GOAL OF THE EXERCISE ▸ Copy the material from its first line through the line containing "url-text[interactable]: 127.0.0.1:5000 <box>157", swapping "screenshot" for "screen capture" and leaving everything else unchanged.

TASK DATA ▸
::::::

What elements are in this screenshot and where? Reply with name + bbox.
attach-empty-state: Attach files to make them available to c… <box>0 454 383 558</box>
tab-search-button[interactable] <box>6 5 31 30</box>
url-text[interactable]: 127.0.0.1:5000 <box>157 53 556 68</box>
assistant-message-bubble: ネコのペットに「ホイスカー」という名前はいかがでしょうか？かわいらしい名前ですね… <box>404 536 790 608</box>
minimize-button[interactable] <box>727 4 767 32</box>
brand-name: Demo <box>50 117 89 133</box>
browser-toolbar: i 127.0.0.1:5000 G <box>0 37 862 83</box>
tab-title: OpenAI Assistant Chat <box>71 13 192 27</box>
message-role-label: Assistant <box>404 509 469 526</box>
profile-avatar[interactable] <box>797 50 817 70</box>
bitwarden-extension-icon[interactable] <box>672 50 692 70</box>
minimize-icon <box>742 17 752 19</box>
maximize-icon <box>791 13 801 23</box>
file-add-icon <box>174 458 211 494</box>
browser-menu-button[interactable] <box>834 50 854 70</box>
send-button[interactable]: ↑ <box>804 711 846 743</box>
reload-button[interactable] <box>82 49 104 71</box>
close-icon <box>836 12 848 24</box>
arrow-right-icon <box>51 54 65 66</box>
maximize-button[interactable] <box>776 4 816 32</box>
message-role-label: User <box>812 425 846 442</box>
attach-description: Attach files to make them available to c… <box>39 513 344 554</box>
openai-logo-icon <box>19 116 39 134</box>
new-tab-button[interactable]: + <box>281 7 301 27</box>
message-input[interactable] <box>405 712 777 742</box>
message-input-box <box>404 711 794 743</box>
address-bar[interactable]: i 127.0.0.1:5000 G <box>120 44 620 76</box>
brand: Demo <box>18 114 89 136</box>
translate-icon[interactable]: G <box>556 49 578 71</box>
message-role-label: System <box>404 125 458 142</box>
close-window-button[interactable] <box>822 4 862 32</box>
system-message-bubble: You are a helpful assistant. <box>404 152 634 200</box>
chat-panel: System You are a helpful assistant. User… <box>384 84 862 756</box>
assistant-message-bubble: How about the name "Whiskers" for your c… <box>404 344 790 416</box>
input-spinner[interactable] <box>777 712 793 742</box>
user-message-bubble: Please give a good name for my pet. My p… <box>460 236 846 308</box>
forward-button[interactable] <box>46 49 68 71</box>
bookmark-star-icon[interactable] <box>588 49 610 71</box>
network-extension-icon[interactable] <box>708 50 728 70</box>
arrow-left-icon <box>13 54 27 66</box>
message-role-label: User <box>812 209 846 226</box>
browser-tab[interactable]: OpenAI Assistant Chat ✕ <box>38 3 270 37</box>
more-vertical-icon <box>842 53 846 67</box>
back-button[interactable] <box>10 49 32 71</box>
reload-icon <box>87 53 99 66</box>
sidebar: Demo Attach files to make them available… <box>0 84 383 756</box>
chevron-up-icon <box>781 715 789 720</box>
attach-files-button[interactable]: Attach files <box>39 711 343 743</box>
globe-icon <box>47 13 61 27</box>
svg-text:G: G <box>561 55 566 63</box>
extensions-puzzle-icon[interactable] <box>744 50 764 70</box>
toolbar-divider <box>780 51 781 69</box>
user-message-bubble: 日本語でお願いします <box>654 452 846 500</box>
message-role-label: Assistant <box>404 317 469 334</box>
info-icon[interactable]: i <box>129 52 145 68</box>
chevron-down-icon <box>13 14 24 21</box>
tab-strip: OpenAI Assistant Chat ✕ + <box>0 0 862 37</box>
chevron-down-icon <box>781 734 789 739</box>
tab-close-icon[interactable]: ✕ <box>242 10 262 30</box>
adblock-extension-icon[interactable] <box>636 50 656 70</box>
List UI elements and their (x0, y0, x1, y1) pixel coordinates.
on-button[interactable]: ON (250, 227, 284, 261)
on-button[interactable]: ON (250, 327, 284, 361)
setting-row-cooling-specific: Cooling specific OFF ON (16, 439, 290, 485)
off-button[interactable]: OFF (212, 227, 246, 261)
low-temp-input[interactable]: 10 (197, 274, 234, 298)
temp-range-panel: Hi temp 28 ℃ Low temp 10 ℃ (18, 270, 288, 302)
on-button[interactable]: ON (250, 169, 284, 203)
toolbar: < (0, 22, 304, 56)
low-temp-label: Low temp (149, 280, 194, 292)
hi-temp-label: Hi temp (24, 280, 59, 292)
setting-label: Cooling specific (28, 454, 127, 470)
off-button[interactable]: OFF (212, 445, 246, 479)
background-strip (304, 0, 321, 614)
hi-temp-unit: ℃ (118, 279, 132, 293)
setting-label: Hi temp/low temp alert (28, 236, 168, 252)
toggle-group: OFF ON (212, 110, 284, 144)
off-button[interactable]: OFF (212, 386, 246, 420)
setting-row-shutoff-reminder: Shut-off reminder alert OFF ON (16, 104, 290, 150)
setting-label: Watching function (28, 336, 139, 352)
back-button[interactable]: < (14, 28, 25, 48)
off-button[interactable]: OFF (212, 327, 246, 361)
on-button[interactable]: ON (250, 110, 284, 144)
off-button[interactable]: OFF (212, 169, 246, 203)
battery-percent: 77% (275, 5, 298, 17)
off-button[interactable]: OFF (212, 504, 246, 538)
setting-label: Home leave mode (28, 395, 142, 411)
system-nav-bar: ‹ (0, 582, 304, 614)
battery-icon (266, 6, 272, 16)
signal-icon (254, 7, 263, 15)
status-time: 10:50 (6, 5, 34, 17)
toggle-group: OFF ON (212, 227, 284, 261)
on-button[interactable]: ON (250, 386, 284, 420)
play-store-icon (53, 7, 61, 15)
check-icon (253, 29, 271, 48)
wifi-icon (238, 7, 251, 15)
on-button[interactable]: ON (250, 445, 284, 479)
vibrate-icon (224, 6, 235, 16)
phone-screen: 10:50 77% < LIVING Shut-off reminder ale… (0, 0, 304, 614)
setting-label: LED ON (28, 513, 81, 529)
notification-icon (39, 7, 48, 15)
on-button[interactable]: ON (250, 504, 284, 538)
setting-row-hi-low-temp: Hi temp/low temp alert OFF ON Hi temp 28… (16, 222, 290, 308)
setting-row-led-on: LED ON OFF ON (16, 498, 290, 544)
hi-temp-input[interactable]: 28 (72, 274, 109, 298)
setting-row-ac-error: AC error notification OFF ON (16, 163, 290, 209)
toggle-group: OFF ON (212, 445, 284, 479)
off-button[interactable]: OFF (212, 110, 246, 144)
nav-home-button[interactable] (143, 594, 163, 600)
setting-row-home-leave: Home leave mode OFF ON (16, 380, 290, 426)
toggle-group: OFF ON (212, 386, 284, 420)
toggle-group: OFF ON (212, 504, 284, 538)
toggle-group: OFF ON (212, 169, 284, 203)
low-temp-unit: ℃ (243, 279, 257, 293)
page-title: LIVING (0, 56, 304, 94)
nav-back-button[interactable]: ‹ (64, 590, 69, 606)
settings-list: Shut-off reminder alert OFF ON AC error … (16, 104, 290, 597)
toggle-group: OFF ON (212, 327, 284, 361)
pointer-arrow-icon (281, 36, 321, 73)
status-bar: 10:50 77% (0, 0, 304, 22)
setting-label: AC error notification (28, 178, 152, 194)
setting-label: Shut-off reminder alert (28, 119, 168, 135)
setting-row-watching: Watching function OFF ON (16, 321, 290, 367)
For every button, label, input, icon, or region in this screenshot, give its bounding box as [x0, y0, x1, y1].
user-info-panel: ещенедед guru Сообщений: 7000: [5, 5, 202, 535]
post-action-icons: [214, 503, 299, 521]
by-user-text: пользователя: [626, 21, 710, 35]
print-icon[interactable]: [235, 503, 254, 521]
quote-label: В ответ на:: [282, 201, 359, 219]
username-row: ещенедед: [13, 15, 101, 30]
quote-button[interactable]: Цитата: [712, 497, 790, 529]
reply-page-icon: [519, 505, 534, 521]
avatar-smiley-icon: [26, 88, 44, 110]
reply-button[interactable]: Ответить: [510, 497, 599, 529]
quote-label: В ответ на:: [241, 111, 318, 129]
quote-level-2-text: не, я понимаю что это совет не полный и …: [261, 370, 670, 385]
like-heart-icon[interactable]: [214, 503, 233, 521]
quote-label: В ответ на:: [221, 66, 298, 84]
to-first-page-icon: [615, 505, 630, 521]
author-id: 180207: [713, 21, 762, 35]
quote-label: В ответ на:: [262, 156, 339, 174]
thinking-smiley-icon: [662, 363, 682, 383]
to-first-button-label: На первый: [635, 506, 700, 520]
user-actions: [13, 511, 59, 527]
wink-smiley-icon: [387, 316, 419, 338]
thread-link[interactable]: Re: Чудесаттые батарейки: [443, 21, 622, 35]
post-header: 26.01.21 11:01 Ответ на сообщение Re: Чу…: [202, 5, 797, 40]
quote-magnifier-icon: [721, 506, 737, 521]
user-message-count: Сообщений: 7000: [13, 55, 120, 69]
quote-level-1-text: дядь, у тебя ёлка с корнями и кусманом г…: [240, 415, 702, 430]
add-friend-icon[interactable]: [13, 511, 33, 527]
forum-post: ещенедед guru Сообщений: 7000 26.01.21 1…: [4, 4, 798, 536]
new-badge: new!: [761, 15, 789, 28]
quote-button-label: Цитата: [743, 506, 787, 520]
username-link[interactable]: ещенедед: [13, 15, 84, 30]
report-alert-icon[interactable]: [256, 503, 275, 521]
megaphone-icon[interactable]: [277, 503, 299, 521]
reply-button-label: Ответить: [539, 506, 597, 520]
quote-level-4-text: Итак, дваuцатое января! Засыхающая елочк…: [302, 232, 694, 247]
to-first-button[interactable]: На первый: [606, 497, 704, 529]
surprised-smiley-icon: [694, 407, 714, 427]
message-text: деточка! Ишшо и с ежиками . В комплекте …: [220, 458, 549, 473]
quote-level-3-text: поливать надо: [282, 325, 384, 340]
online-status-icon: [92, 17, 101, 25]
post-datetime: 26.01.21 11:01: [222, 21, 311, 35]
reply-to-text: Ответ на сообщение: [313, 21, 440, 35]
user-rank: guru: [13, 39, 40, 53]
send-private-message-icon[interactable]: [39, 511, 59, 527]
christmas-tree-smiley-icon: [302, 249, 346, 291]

::::::

FINAL RESULT ▸
What elements are in this screen capture and where? Reply with name + bbox.
attach-empty-state: Attach files to make them available to c… <box>0 454 383 558</box>
tab-search-button[interactable] <box>6 5 31 30</box>
url-text[interactable]: 127.0.0.1:5000 <box>157 53 556 68</box>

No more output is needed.